[Saved entries]
(begin)
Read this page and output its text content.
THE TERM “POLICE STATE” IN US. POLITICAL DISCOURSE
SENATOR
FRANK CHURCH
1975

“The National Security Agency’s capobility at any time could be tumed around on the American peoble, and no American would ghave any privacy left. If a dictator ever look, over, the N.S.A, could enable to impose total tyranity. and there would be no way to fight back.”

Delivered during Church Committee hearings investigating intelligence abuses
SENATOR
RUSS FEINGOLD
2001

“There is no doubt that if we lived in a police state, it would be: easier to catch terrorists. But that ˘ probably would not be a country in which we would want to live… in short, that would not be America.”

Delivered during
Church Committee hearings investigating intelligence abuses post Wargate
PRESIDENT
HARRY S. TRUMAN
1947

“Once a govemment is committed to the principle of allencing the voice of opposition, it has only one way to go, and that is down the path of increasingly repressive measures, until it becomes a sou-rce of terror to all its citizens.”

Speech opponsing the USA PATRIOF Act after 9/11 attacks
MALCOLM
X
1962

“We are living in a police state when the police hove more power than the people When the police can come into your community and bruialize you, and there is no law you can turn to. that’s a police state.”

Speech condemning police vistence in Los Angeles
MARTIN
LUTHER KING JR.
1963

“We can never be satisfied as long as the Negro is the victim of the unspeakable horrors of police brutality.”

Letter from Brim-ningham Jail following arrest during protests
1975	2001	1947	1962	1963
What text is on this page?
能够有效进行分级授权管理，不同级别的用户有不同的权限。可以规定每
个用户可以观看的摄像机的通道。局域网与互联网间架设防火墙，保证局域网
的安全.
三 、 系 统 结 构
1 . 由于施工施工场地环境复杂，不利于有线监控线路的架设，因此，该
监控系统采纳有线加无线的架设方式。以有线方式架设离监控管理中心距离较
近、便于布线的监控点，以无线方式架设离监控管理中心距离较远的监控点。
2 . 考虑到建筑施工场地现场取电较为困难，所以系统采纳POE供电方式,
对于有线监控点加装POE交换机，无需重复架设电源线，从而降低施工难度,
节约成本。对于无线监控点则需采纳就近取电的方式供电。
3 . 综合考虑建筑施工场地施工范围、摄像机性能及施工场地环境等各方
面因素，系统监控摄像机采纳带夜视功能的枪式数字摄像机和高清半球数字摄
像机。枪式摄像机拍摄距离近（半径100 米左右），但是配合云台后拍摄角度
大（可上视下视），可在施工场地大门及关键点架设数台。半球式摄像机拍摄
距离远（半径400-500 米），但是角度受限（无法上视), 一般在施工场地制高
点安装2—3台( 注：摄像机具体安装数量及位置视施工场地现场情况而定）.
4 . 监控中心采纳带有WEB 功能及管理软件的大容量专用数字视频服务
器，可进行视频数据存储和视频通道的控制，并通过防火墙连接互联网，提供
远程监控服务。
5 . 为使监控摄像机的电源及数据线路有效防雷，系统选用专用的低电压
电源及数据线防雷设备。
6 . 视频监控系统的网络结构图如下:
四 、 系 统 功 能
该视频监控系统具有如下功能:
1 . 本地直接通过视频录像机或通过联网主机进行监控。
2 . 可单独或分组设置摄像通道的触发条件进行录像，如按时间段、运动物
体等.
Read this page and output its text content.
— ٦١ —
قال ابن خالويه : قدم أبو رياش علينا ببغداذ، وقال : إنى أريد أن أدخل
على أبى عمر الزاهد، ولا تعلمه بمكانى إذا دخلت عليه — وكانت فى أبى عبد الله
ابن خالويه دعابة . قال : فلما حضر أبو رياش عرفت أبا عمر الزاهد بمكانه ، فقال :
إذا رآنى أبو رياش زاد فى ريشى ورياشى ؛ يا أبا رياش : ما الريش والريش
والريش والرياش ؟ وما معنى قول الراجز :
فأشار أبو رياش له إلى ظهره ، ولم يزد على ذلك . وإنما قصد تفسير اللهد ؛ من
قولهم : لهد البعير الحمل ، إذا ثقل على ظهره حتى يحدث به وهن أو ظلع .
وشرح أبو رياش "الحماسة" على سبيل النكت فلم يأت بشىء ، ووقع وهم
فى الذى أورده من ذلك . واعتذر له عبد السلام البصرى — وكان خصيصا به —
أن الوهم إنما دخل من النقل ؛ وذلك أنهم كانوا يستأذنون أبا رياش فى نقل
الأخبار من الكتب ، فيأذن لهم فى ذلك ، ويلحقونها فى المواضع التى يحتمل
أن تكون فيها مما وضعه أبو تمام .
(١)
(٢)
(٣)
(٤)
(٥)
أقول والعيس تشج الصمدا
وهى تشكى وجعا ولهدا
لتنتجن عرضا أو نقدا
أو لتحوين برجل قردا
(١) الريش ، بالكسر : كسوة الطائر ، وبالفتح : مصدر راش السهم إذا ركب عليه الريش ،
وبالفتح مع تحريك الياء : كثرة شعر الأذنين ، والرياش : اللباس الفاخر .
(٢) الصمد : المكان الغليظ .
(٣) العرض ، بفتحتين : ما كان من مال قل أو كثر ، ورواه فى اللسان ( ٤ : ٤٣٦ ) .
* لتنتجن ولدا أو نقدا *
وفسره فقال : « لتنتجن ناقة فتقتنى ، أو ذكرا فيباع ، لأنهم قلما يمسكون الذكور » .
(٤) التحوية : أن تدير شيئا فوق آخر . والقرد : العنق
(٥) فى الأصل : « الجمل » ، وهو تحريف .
(end)
Work instructions: Return each line where "والريش" shows up.

Solution for this problem:
إذا رآنى أبو رياش زاد فى ريشى ورياشى ؛ يا أبا رياش : ما الريش والريش
والريش والرياش ؟ وما معنى قول الراجز :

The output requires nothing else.